Data entries
========
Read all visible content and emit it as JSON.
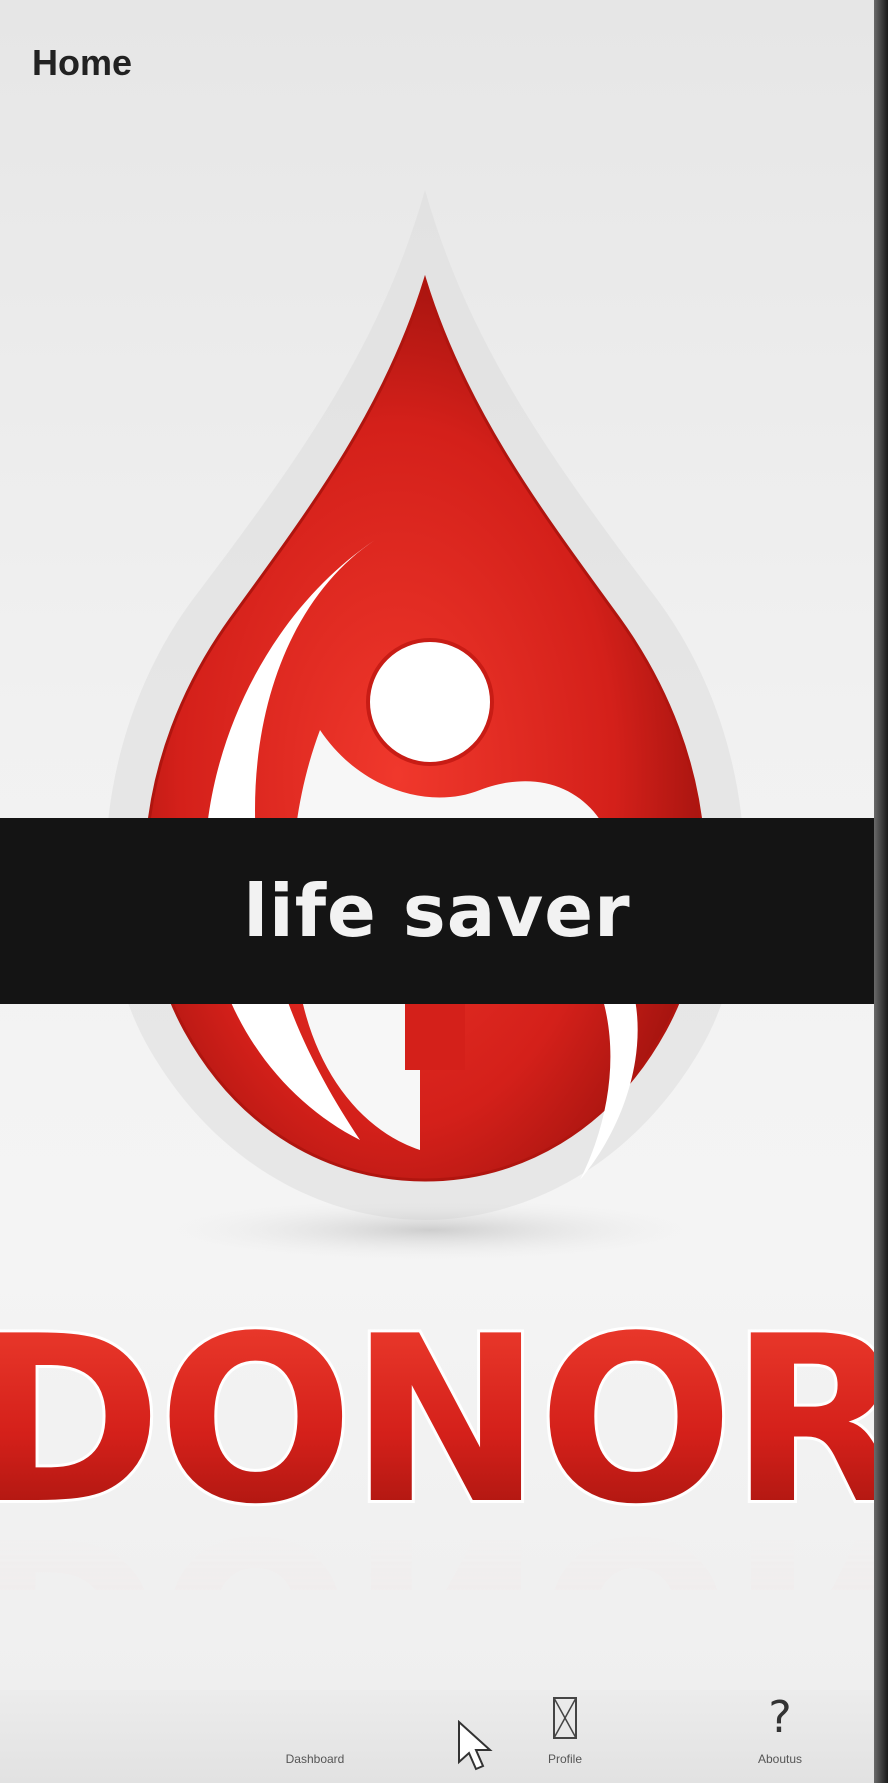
{
  "header": {
    "title": "Home"
  },
  "hero": {
    "banner_text": "life saver",
    "logo_text": "DONOR",
    "brand_red": "#d4201a",
    "brand_dark_red": "#8e0e0a"
  },
  "bottom_nav": {
    "items": [
      {
        "label": "Dashboard",
        "icon": "home-icon"
      },
      {
        "label": "Profile",
        "icon": "profile-icon"
      },
      {
        "label": "Aboutus",
        "icon": "question-icon"
      }
    ]
  }
}
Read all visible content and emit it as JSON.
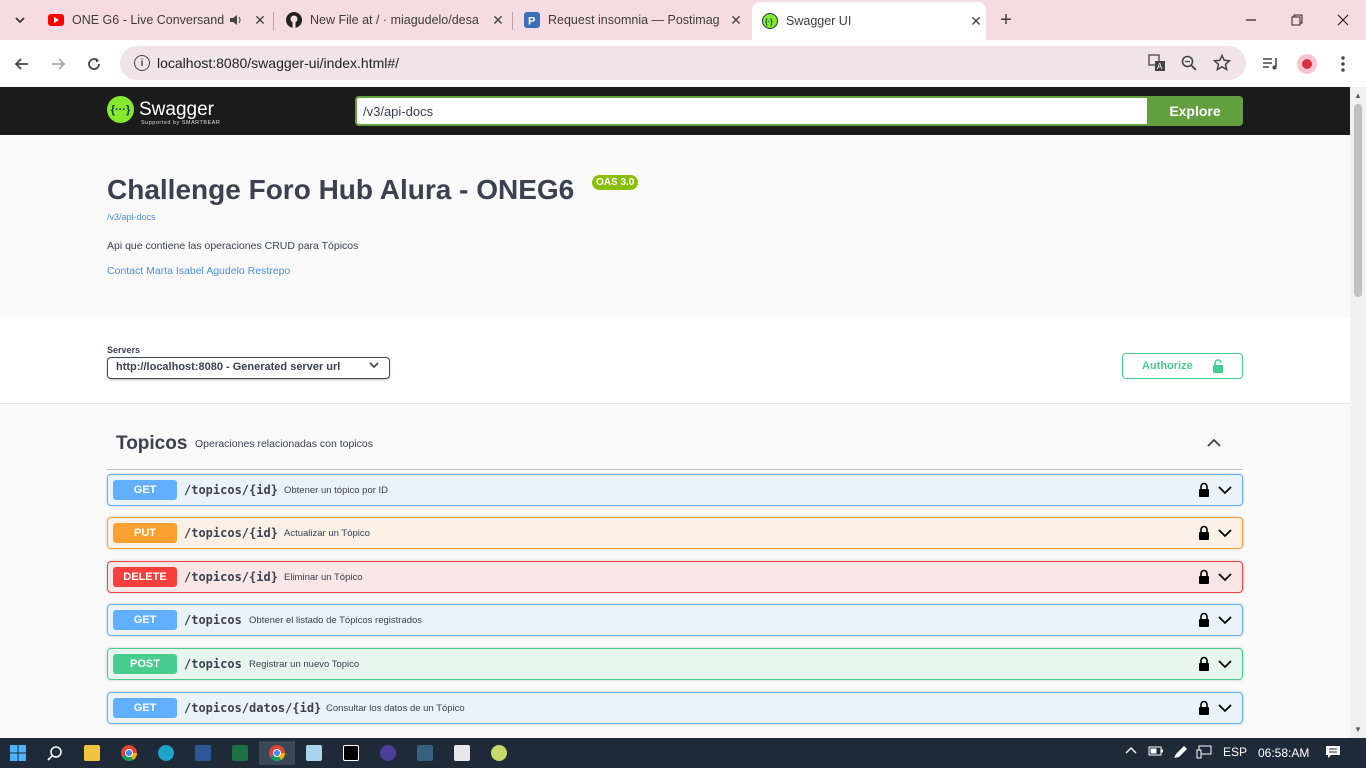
{
  "browser": {
    "tabs": [
      {
        "title": "ONE G6 - Live Conversando",
        "favicon": "youtube-icon"
      },
      {
        "title": "New File at / · miagudelo/desa",
        "favicon": "github-icon"
      },
      {
        "title": "Request insomnia — Postimage",
        "favicon": "postimages-icon"
      },
      {
        "title": "Swagger UI",
        "favicon": "swagger-icon"
      }
    ],
    "url": "localhost:8080/swagger-ui/index.html#/"
  },
  "swagger": {
    "brand": "Swagger",
    "brand_sub": "Supported by SMARTBEAR",
    "spec_url": "/v3/api-docs",
    "explore_label": "Explore"
  },
  "info": {
    "title": "Challenge Foro Hub Alura - ONEG6",
    "oas_version": "OAS 3.0",
    "url": "/v3/api-docs",
    "description": "Api que contiene las operaciones CRUD para Tópicos",
    "contact": "Contact Marta Isabel Agudelo Restrepo"
  },
  "servers": {
    "label": "Servers",
    "selected": "http://localhost:8080 - Generated server url",
    "authorize_label": "Authorize"
  },
  "tag": {
    "name": "Topicos",
    "description": "Operaciones relacionadas con topicos"
  },
  "operations": [
    {
      "method": "GET",
      "path": "/topicos/{id}",
      "summary": "Obtener un tópico por ID"
    },
    {
      "method": "PUT",
      "path": "/topicos/{id}",
      "summary": "Actualizar un Tópico"
    },
    {
      "method": "DELETE",
      "path": "/topicos/{id}",
      "summary": "Eliminar un Tópico"
    },
    {
      "method": "GET",
      "path": "/topicos",
      "summary": "Obtener el listado de Tópicos registrados"
    },
    {
      "method": "POST",
      "path": "/topicos",
      "summary": "Registrar un nuevo Topico"
    },
    {
      "method": "GET",
      "path": "/topicos/datos/{id}",
      "summary": "Consultar los datos de un Tópico"
    }
  ],
  "taskbar": {
    "language": "ESP",
    "time": "06:58:AM"
  },
  "colors": {
    "get": "#61affe",
    "put": "#fca130",
    "delete": "#f93e3e",
    "post": "#49cc90",
    "explore": "#62a03f"
  }
}
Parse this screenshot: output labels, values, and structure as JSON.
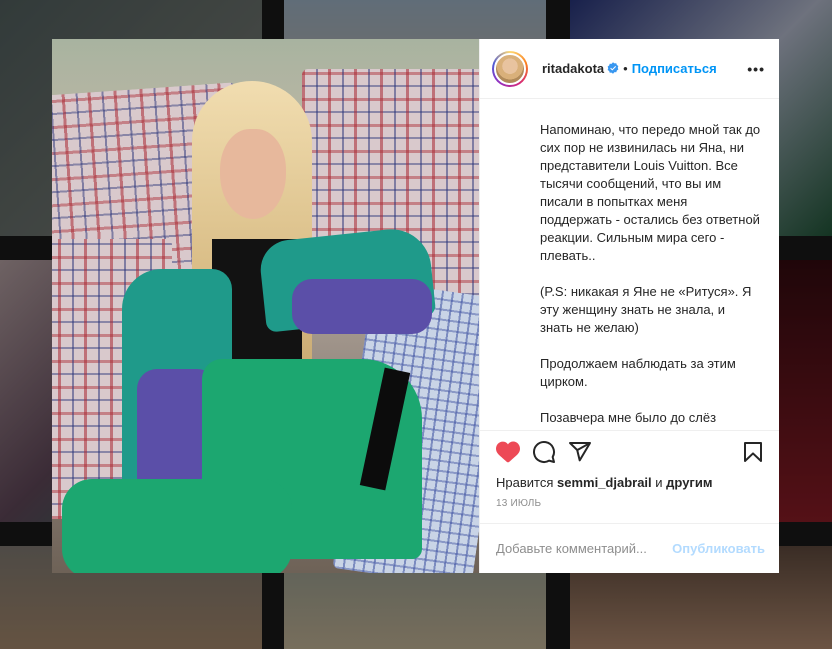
{
  "post": {
    "username": "ritadakota",
    "separator": "•",
    "follow_label": "Подписаться",
    "more_label": "•••",
    "caption_paragraphs": [
      "Напоминаю, что передо мной так до сих пор не извинилась ни Яна, ни представители Louis Vuitton. Все тысячи сообщений, что вы им писали в попытках меня поддержать - остались без ответной реакции. Сильным мира сего - плевать..",
      "(P.S: никакая я Яне не «Ритуся». Я эту женщину знать не знала, и знать не желаю)",
      "Продолжаем наблюдать за этим цирком.",
      "Позавчера мне было до слёз обидно и больно, вчера смешно, а сегодня тошно. Так тошно, что охота помыться."
    ],
    "likes_prefix": "Нравится",
    "likes_user": "semmi_djabrail",
    "likes_and": "и",
    "likes_others": "другим",
    "date": "13 ИЮЛЬ",
    "comment_placeholder": "Добавьте комментарий...",
    "publish_label": "Опубликовать",
    "icons": [
      "heart-icon",
      "comment-icon",
      "share-icon",
      "bookmark-icon",
      "verified-icon"
    ]
  },
  "colors": {
    "accent": "#0095f6",
    "heart": "#ed4956",
    "publish_disabled": "#b3dbff",
    "muted": "#8e8e8e"
  }
}
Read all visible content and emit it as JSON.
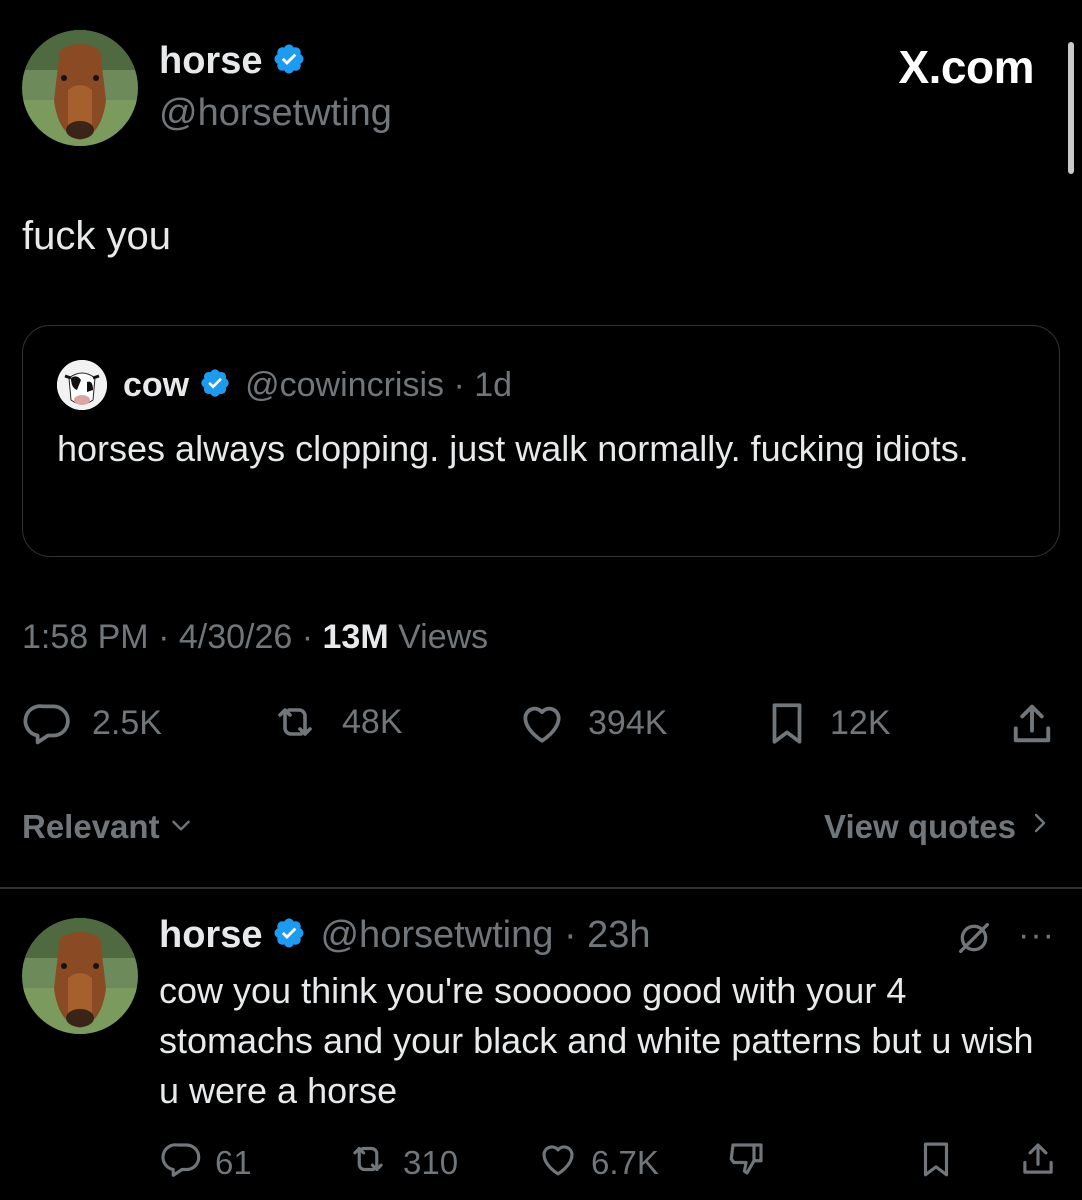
{
  "header": {
    "name": "horse",
    "handle": "@horsetwting",
    "site": "X.com"
  },
  "tweet": {
    "text": "fuck you"
  },
  "quote": {
    "name": "cow",
    "handle": "@cowincrisis · 1d",
    "text": "horses always clopping. just walk normally. fucking idiots."
  },
  "meta": {
    "time": "1:58 PM · 4/30/26 · ",
    "views_count": "13M",
    "views_label": " Views"
  },
  "actions": {
    "replies": "2.5K",
    "reposts": "48K",
    "likes": "394K",
    "bookmarks": "12K"
  },
  "sort": {
    "label": "Relevant",
    "view_quotes": "View quotes"
  },
  "reply": {
    "name": "horse",
    "handle": "@horsetwting · 23h",
    "more": "···",
    "text": "cow you think you're soooooo good with your 4 stomachs and your black and white patterns but u wish u were a horse",
    "replies": "61",
    "reposts": "310",
    "likes": "6.7K"
  },
  "colors": {
    "background": "#000000",
    "text": "#e7e9ea",
    "muted": "#71767b",
    "verified": "#1d9bf0",
    "border": "#2f3336"
  }
}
========
- [Short task]: Transcribe every line in the entries above, taking out only the images.

- [Solution to this exercise]:
Read all visible content and emit it as JSON.
{
  "header": {
    "title": "Home"
  },
  "hero": {
    "banner_text": "life saver",
    "logo_text": "DONOR",
    "brand_red": "#d4201a",
    "brand_dark_red": "#8e0e0a"
  },
  "bottom_nav": {
    "items": [
      {
        "label": "Dashboard",
        "icon": "home-icon"
      },
      {
        "label": "Profile",
        "icon": "profile-icon"
      },
      {
        "label": "Aboutus",
        "icon": "question-icon"
      }
    ]
  }
}
Read all visible content and emit it as JSON.
{
  "browser": {
    "tabs": [
      {
        "title": "ONE G6 - Live Conversando",
        "favicon": "youtube-icon"
      },
      {
        "title": "New File at / · miagudelo/desa",
        "favicon": "github-icon"
      },
      {
        "title": "Request insomnia — Postimage",
        "favicon": "postimages-icon"
      },
      {
        "title": "Swagger UI",
        "favicon": "swagger-icon"
      }
    ],
    "url": "localhost:8080/swagger-ui/index.html#/"
  },
  "swagger": {
    "brand": "Swagger",
    "brand_sub": "Supported by SMARTBEAR",
    "spec_url": "/v3/api-docs",
    "explore_label": "Explore"
  },
  "info": {
    "title": "Challenge Foro Hub Alura - ONEG6",
    "oas_version": "OAS 3.0",
    "url": "/v3/api-docs",
    "description": "Api que contiene las operaciones CRUD para Tópicos",
    "contact": "Contact Marta Isabel Agudelo Restrepo"
  },
  "servers": {
    "label": "Servers",
    "selected": "http://localhost:8080 - Generated server url",
    "authorize_label": "Authorize"
  },
  "tag": {
    "name": "Topicos",
    "description": "Operaciones relacionadas con topicos"
  },
  "operations": [
    {
      "method": "GET",
      "path": "/topicos/{id}",
      "summary": "Obtener un tópico por ID"
    },
    {
      "method": "PUT",
      "path": "/topicos/{id}",
      "summary": "Actualizar un Tópico"
    },
    {
      "method": "DELETE",
      "path": "/topicos/{id}",
      "summary": "Eliminar un Tópico"
    },
    {
      "method": "GET",
      "path": "/topicos",
      "summary": "Obtener el listado de Tópicos registrados"
    },
    {
      "method": "POST",
      "path": "/topicos",
      "summary": "Registrar un nuevo Topico"
    },
    {
      "method": "GET",
      "path": "/topicos/datos/{id}",
      "summary": "Consultar los datos de un Tópico"
    }
  ],
  "taskbar": {
    "language": "ESP",
    "time": "06:58:AM"
  },
  "colors": {
    "get": "#61affe",
    "put": "#fca130",
    "delete": "#f93e3e",
    "post": "#49cc90",
    "explore": "#62a03f"
  }
}
Parse this screenshot: output labels, values, and structure as JSON.
{
  "post": {
    "username": "ritadakota",
    "separator": "•",
    "follow_label": "Подписаться",
    "more_label": "•••",
    "caption_paragraphs": [
      "Напоминаю, что передо мной так до сих пор не извинилась ни Яна, ни представители Louis Vuitton. Все тысячи сообщений, что вы им писали в попытках меня поддержать - остались без ответной реакции. Сильным мира сего - плевать..",
      "(P.S: никакая я Яне не «Ритуся». Я эту женщину знать не знала, и знать не желаю)",
      "Продолжаем наблюдать за этим цирком.",
      "Позавчера мне было до слёз обидно и больно, вчера смешно, а сегодня тошно. Так тошно, что охота помыться."
    ],
    "likes_prefix": "Нравится",
    "likes_user": "semmi_djabrail",
    "likes_and": "и",
    "likes_others": "другим",
    "date": "13 ИЮЛЬ",
    "comment_placeholder": "Добавьте комментарий...",
    "publish_label": "Опубликовать",
    "icons": [
      "heart-icon",
      "comment-icon",
      "share-icon",
      "bookmark-icon",
      "verified-icon"
    ]
  },
  "colors": {
    "accent": "#0095f6",
    "heart": "#ed4956",
    "publish_disabled": "#b3dbff",
    "muted": "#8e8e8e"
  }
}
Read all visible content and emit it as JSON.
{
  "header": {
    "name": "horse",
    "handle": "@horsetwting",
    "site": "X.com"
  },
  "tweet": {
    "text": "fuck you"
  },
  "quote": {
    "name": "cow",
    "handle": "@cowincrisis · 1d",
    "text": "horses always clopping. just walk normally. fucking idiots."
  },
  "meta": {
    "time": "1:58 PM · 4/30/26 · ",
    "views_count": "13M",
    "views_label": " Views"
  },
  "actions": {
    "replies": "2.5K",
    "reposts": "48K",
    "likes": "394K",
    "bookmarks": "12K"
  },
  "sort": {
    "label": "Relevant",
    "view_quotes": "View quotes"
  },
  "reply": {
    "name": "horse",
    "handle": "@horsetwting · 23h",
    "more": "···",
    "text": "cow you think you're soooooo good with your 4 stomachs and your black and white patterns but u wish u were a horse",
    "replies": "61",
    "reposts": "310",
    "likes": "6.7K"
  },
  "colors": {
    "background": "#000000",
    "text": "#e7e9ea",
    "muted": "#71767b",
    "verified": "#1d9bf0",
    "border": "#2f3336"
  }
}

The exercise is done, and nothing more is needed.